*** STORED DATA ***

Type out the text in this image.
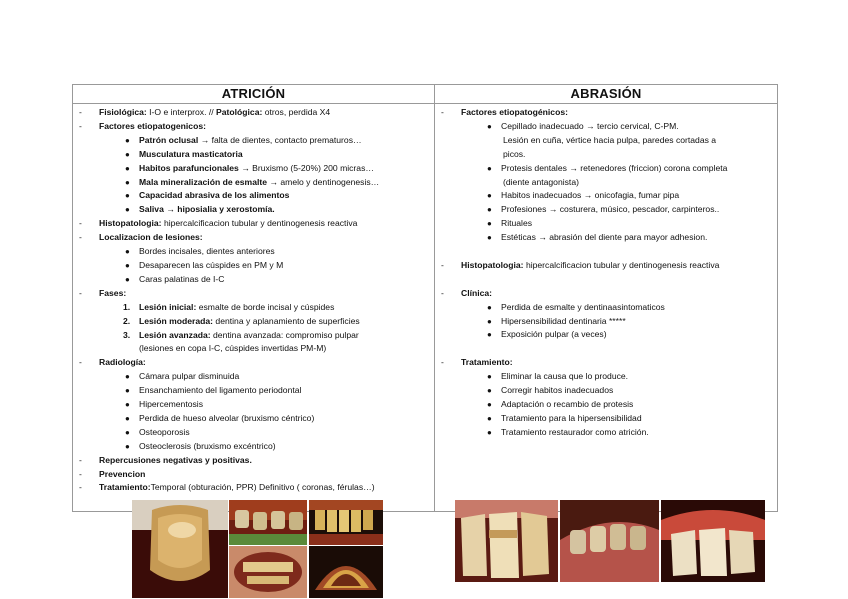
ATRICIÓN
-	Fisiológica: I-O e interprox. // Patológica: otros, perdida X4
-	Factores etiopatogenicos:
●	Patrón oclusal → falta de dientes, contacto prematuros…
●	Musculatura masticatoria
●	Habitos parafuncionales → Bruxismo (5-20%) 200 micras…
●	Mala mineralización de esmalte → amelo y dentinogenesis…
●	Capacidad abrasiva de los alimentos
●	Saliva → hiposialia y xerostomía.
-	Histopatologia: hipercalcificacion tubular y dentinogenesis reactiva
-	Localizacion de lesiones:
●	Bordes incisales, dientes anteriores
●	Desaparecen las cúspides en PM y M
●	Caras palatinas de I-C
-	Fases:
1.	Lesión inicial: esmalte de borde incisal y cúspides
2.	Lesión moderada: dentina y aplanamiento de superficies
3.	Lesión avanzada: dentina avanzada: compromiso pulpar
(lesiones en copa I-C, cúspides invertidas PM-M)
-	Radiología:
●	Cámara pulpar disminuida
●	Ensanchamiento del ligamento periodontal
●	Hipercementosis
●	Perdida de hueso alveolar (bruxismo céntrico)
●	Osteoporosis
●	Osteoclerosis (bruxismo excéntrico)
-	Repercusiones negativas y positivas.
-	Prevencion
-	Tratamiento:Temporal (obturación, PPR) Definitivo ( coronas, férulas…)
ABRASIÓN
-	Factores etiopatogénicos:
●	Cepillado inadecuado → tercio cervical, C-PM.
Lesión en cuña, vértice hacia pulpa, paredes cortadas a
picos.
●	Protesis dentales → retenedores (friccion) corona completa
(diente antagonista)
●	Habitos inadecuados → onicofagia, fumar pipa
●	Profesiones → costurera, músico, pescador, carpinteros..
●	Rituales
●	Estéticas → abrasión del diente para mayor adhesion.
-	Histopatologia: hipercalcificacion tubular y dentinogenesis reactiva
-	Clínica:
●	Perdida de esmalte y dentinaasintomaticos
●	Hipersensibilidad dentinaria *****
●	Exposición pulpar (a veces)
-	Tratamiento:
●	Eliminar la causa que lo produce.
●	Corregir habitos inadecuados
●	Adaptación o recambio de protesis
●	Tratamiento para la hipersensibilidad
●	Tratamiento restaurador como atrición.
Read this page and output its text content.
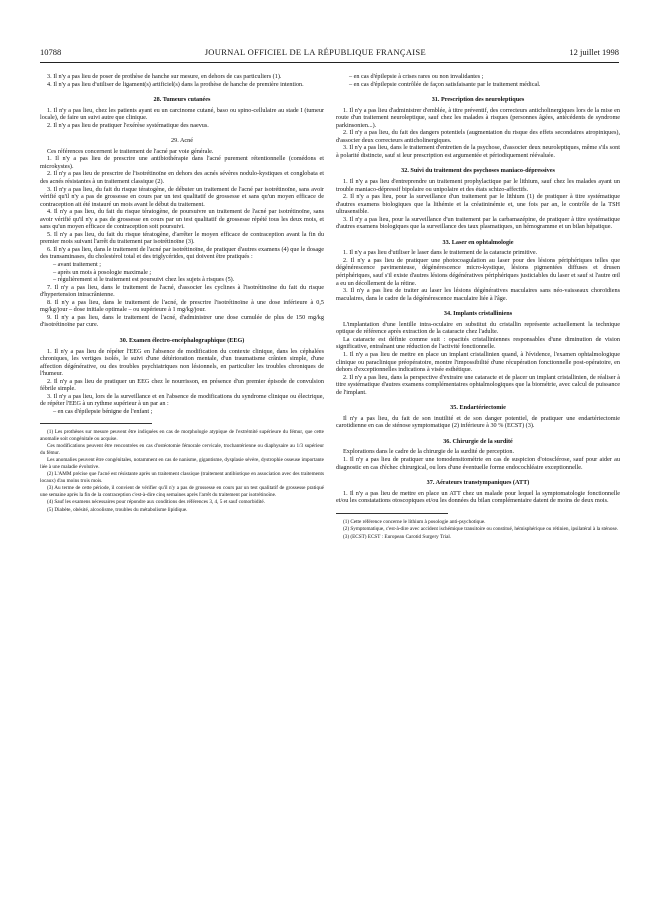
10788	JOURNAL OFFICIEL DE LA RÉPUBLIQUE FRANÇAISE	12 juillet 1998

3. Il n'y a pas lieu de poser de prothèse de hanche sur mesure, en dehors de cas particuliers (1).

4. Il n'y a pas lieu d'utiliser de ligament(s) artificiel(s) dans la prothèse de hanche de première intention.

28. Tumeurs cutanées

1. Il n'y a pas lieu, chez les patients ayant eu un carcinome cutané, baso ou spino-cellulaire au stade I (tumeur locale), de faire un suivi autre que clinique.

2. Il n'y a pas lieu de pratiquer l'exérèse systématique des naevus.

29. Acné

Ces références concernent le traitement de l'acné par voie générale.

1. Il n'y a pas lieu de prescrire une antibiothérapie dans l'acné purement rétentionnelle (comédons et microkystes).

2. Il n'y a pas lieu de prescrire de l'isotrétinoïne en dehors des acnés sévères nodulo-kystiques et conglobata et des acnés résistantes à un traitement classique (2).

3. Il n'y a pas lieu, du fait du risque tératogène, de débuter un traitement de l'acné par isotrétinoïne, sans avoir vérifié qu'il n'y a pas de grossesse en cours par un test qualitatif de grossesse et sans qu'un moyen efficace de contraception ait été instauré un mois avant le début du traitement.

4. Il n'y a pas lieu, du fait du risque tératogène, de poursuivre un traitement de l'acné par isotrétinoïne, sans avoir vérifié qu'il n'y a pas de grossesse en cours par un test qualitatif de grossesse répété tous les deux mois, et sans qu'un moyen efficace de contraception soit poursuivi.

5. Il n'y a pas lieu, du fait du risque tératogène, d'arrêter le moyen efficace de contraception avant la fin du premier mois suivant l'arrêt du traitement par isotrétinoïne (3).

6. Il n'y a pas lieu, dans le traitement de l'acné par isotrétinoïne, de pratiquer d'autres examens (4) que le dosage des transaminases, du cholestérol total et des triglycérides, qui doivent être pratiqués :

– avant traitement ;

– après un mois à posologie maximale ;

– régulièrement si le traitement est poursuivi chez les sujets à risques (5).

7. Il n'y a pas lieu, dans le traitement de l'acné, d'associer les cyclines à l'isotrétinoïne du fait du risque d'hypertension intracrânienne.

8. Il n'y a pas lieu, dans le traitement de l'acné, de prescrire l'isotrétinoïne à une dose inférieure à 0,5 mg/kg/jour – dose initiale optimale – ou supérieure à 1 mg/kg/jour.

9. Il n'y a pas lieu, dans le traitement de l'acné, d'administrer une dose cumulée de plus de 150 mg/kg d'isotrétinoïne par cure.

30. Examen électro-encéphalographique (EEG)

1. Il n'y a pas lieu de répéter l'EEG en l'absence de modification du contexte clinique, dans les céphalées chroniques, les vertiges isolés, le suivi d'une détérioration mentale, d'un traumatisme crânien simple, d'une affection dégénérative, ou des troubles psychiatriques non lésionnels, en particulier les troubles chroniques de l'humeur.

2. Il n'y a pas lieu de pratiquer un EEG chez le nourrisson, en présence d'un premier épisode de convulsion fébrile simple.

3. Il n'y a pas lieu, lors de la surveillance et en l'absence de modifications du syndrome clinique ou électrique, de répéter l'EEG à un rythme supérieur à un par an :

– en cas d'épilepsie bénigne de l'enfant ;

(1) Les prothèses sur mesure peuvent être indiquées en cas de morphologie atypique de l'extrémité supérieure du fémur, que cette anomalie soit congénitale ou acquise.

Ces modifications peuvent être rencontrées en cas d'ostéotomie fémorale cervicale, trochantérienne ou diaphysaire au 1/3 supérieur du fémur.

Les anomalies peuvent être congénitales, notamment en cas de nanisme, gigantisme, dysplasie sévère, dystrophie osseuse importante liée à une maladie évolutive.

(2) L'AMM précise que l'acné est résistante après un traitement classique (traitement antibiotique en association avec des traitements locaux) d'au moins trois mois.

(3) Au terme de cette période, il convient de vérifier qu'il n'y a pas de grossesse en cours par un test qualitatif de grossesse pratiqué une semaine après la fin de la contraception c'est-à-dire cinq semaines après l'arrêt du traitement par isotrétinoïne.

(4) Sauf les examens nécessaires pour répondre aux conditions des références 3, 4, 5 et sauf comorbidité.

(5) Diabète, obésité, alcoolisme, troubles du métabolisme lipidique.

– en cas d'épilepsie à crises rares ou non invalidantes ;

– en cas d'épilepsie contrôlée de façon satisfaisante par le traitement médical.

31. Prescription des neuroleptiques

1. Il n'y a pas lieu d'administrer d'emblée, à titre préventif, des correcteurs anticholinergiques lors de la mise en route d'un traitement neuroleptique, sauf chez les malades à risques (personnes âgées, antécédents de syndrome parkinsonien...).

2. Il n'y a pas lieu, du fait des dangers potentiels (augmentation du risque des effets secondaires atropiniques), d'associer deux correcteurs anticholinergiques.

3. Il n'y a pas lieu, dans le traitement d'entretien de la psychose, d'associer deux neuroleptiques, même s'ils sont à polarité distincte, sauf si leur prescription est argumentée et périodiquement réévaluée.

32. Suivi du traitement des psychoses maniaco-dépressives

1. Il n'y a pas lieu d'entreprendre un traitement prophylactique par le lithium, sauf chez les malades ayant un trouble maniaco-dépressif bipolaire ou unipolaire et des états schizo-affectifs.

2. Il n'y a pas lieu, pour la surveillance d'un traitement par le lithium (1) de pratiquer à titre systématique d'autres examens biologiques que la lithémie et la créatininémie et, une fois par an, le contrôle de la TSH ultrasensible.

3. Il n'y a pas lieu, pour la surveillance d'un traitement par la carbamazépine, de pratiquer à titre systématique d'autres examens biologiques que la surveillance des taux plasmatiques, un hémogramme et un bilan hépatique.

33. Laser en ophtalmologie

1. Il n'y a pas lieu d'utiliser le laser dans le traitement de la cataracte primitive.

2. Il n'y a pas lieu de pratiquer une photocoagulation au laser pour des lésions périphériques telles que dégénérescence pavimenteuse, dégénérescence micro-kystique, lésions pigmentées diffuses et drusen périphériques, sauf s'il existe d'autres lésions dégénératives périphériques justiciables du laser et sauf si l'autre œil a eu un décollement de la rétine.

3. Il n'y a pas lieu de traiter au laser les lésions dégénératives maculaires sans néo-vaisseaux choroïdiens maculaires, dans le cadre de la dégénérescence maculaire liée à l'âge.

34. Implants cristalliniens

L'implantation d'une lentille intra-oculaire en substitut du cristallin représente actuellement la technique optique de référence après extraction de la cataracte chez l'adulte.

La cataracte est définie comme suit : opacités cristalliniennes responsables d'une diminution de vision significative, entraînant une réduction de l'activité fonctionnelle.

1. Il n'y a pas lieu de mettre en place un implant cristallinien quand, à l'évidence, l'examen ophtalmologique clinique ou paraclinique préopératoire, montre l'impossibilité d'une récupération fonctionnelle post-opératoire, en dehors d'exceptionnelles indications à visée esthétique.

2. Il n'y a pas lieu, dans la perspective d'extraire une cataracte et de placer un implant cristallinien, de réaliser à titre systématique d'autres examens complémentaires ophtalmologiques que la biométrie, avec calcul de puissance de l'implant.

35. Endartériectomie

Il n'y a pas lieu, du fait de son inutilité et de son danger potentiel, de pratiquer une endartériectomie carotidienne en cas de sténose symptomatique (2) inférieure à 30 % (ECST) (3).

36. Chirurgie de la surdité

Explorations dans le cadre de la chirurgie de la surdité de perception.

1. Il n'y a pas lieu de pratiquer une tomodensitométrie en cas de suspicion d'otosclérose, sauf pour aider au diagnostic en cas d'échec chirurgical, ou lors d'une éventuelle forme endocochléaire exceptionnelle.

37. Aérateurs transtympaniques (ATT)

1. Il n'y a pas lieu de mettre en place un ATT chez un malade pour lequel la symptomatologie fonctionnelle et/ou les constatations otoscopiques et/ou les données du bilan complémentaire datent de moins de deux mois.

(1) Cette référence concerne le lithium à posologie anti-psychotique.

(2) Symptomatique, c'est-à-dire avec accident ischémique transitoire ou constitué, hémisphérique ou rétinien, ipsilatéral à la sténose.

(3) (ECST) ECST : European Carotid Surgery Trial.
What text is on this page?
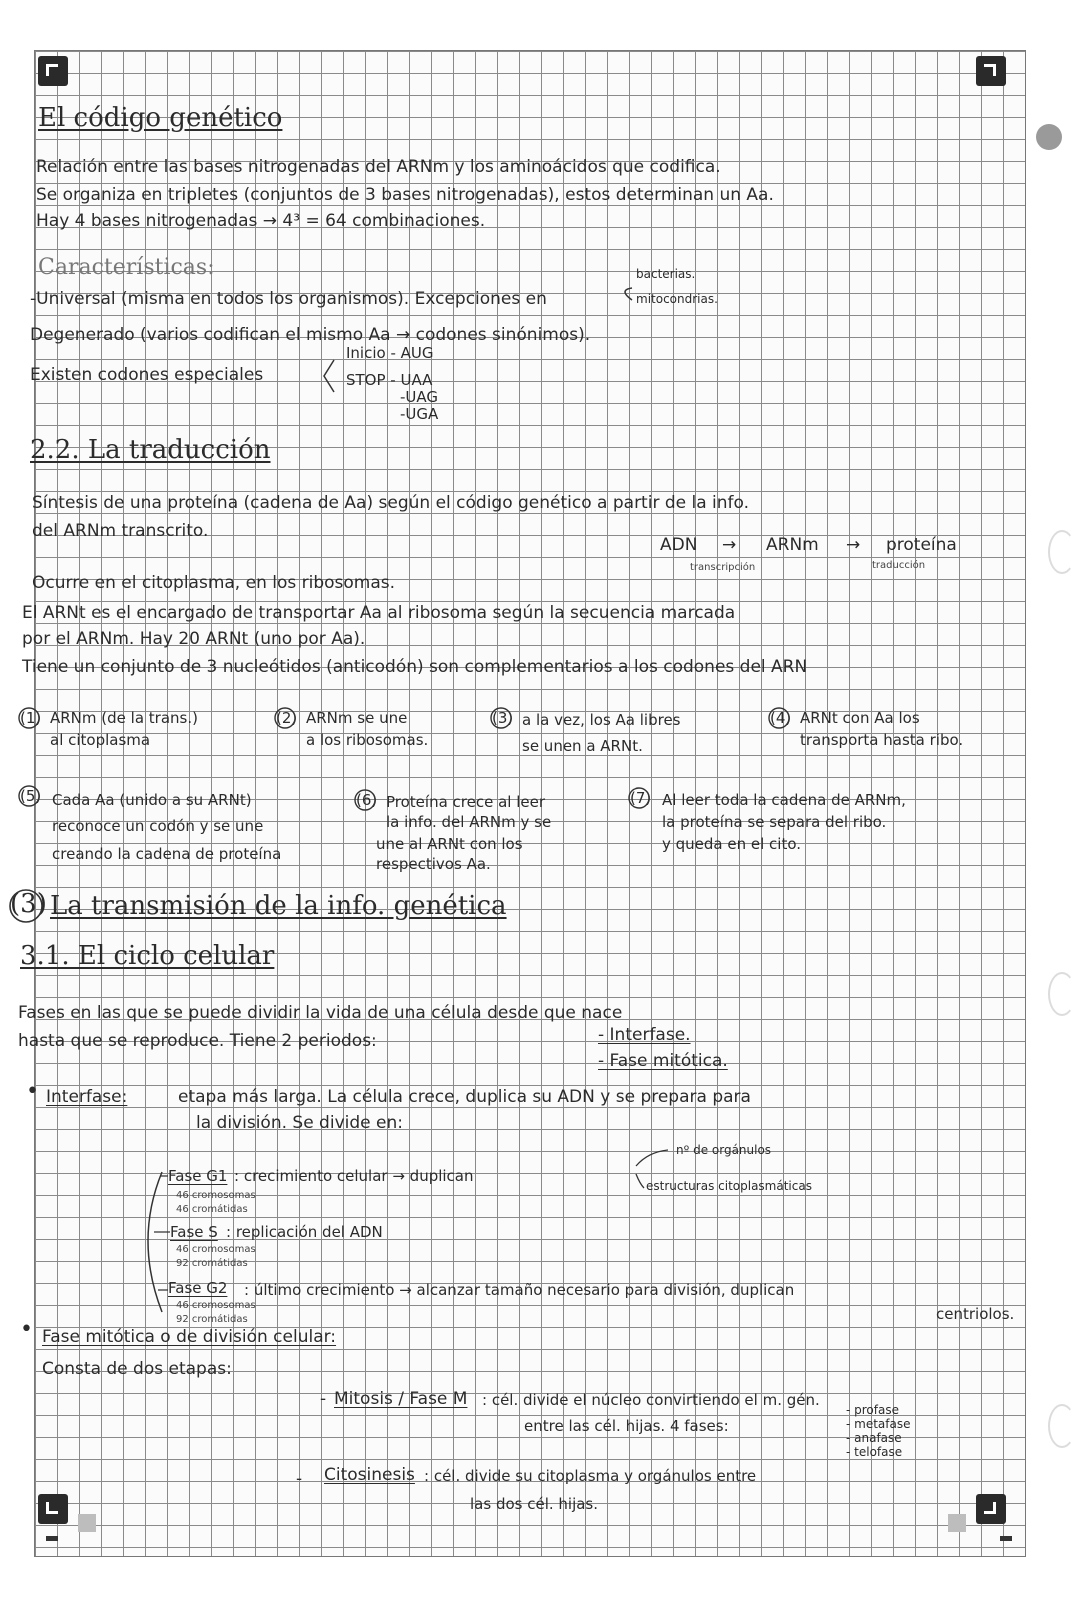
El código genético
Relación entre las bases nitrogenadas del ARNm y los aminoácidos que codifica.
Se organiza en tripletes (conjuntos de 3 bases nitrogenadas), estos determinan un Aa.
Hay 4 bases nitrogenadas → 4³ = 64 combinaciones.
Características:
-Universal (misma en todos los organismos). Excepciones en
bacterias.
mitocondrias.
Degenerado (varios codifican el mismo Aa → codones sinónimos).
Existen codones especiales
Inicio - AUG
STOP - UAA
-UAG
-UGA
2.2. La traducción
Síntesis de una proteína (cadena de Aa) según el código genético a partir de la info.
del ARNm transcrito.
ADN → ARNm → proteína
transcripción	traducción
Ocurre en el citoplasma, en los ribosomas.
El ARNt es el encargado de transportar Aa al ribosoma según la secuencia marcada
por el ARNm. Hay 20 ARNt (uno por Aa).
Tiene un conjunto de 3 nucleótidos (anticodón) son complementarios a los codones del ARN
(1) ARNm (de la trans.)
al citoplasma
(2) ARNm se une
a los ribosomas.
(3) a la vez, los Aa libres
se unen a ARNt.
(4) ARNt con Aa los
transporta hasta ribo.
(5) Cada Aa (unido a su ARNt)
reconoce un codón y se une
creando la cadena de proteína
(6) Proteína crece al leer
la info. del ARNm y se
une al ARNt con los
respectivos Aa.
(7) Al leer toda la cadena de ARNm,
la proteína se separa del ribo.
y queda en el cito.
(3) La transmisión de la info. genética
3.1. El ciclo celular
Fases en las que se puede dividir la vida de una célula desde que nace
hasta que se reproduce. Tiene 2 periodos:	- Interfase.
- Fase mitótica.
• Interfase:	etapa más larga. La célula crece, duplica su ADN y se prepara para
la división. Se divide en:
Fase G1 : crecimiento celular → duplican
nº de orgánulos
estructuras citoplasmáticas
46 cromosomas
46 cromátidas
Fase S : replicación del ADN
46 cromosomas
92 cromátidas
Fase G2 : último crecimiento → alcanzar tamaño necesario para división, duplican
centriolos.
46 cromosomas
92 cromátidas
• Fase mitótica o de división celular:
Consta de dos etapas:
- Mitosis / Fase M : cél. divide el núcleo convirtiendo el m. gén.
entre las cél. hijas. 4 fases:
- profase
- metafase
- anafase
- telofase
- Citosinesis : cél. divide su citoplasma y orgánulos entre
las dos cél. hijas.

*** End of STORED DATA ***

> **ACTIVITY**: Within the material above, show every line that includes "page".

> **YOUR RESPONSE**:
Read this page and output its text content.
What text is on this page?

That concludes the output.